▶ [Task to complete] Format each line of the listing below as a Markdown table with two columns, Row and Entry: Row holds the line's number and Entry holds its text. Skip blank lines and leave out the pictures.

--- START OF Input material ---

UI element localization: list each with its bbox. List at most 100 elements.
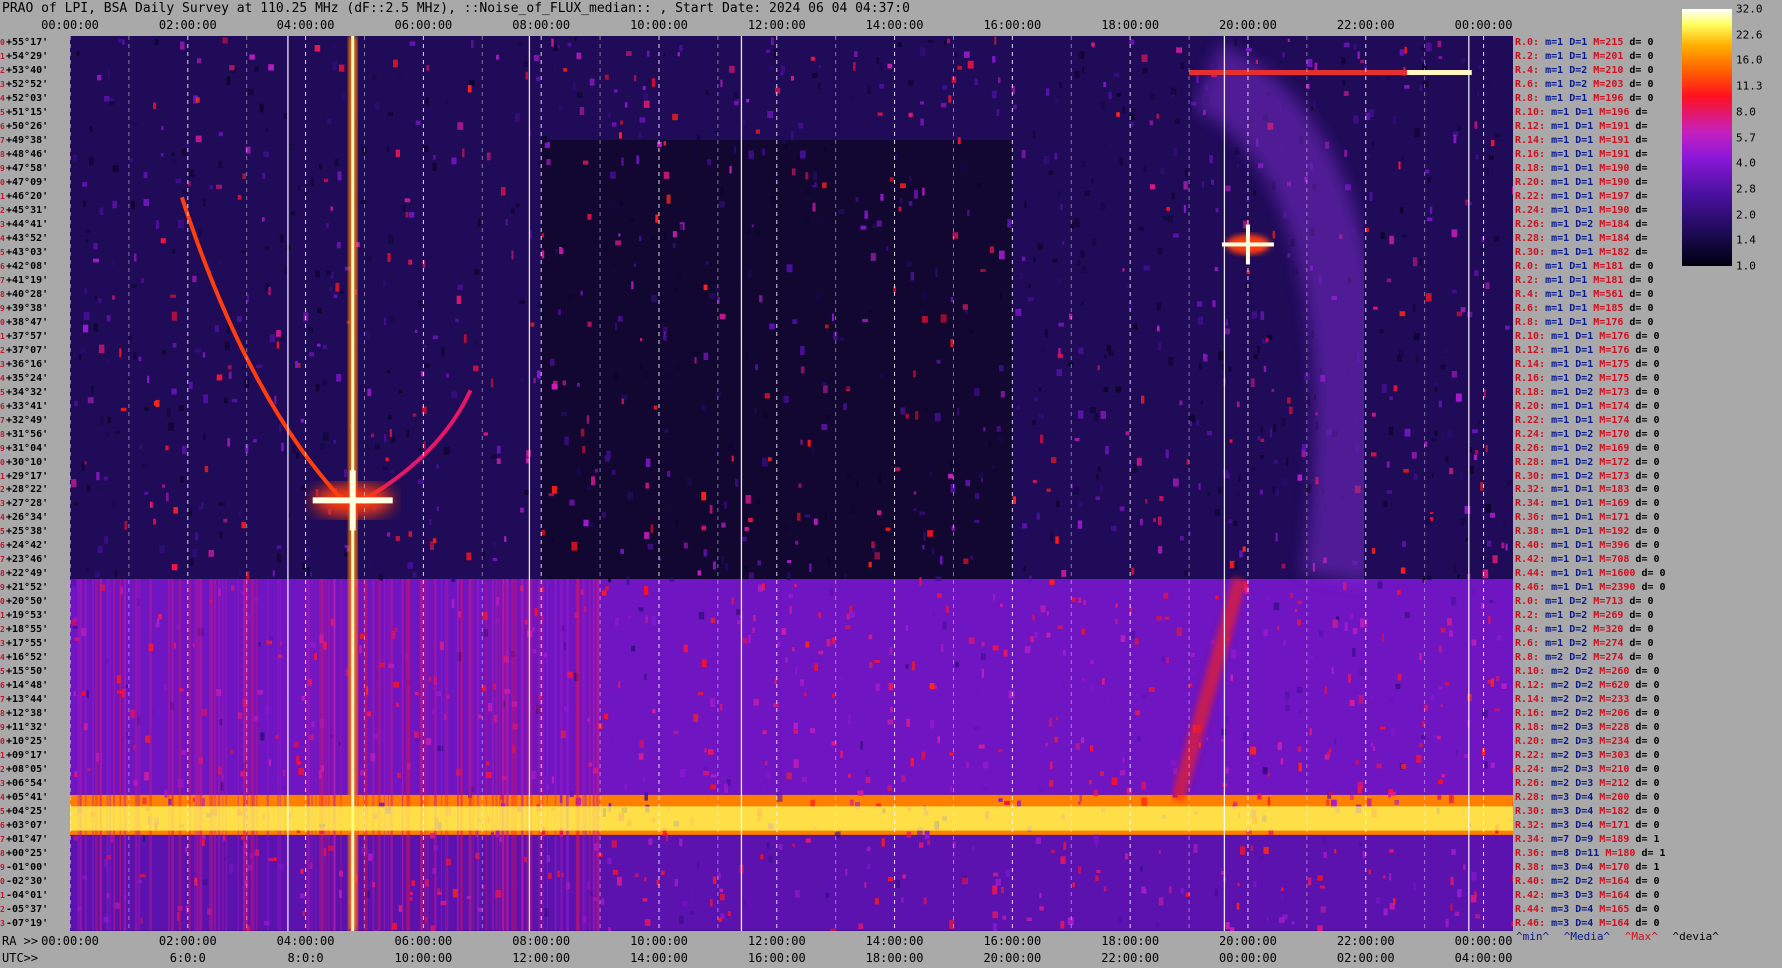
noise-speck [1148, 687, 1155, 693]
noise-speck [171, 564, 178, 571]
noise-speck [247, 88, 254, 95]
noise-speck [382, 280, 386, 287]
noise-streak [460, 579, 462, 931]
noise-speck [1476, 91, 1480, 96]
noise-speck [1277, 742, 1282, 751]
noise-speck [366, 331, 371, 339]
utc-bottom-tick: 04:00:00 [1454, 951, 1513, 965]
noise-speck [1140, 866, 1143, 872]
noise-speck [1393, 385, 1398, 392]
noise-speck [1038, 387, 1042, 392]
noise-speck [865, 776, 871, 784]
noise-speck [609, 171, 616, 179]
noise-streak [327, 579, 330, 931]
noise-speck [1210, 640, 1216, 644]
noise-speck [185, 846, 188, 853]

--- END OF Input material ---

▶ [Answer to the problem]
| Row | Entry |
|---|---|
| 1 | UI element localization: list each with its bbox. List at most 100 elements. |
| 2 | noise-speck [1148, 687, 1155, 693] |
| 3 | noise-speck [171, 564, 178, 571] |
| 4 | noise-speck [247, 88, 254, 95] |
| 5 | noise-speck [382, 280, 386, 287] |
| 6 | noise-streak [460, 579, 462, 931] |
| 7 | noise-speck [1476, 91, 1480, 96] |
| 8 | noise-speck [1277, 742, 1282, 751] |
| 9 | noise-speck [366, 331, 371, 339] |
| 10 | utc-bottom-tick: 04:00:00 [1454, 951, 1513, 965] |
| 11 | noise-speck [1140, 866, 1143, 872] |
| 12 | noise-speck [1393, 385, 1398, 392] |
| 13 | noise-speck [1038, 387, 1042, 392] |
| 14 | noise-speck [865, 776, 871, 784] |
| 15 | noise-speck [609, 171, 616, 179] |
| 16 | noise-streak [327, 579, 330, 931] |
| 17 | noise-speck [1210, 640, 1216, 644] |
| 18 | noise-speck [185, 846, 188, 853] |